What the exercise asks — Only a number is wanted. Count the lines holding the string "JSON".

**********

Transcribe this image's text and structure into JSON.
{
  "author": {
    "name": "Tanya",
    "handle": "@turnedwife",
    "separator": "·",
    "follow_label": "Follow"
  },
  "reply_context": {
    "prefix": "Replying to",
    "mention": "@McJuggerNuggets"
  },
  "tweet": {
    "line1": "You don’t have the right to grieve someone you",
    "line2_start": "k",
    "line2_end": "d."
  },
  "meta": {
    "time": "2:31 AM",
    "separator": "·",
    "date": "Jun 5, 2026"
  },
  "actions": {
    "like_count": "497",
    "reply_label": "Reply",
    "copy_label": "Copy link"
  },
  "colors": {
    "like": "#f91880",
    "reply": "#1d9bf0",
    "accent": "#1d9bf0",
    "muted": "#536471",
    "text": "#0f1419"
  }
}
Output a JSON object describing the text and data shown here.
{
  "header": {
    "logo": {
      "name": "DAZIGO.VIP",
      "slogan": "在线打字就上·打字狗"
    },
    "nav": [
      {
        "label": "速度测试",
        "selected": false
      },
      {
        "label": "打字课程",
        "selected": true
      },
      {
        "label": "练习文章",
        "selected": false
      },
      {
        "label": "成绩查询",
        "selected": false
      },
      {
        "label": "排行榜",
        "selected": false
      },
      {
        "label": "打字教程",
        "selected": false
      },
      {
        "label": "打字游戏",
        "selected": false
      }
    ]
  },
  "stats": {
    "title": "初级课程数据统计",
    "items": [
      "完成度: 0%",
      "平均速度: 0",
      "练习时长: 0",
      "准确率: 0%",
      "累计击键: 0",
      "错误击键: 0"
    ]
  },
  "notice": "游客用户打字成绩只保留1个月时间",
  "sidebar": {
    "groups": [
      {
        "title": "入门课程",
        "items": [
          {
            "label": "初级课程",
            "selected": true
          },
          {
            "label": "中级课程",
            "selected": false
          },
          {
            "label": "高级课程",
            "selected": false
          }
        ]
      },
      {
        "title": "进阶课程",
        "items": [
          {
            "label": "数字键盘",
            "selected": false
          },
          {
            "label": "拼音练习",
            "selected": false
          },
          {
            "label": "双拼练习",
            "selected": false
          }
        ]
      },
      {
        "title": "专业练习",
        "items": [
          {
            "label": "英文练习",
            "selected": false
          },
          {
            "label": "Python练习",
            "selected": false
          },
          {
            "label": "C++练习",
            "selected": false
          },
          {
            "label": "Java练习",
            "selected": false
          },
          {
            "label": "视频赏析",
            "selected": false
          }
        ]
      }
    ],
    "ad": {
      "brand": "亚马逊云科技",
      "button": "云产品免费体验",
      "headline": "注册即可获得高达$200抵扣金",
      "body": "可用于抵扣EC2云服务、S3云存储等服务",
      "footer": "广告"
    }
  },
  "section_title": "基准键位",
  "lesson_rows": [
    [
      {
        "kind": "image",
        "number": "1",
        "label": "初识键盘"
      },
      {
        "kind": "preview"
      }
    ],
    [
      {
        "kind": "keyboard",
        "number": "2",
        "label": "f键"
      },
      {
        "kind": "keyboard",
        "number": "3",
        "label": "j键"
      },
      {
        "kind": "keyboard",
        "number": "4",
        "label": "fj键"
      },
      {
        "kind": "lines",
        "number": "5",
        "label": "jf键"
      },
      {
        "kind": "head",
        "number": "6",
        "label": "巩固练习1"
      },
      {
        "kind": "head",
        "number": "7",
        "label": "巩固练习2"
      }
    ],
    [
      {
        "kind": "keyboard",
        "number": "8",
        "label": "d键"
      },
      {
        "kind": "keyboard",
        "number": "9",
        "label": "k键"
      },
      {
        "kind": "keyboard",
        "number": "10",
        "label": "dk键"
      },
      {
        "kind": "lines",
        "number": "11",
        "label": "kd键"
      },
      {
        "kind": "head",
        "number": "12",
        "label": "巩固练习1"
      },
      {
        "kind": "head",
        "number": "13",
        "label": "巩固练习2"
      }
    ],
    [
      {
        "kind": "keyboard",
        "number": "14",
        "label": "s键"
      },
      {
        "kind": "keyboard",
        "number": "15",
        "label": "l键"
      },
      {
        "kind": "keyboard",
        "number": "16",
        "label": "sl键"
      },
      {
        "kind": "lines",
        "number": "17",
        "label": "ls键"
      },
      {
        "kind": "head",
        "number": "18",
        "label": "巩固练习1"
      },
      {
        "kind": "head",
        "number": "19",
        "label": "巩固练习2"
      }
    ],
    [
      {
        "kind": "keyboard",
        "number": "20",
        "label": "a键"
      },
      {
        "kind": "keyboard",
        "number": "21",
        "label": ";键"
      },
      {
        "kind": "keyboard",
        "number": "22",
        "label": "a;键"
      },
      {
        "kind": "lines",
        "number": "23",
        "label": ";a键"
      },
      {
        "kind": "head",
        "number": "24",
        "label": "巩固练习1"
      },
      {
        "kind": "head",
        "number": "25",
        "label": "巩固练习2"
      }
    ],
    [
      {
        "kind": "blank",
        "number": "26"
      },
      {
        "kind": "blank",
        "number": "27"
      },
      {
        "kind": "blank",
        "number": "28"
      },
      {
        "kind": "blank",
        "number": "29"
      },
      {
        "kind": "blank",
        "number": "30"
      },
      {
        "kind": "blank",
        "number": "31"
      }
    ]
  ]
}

**********

Task output — 2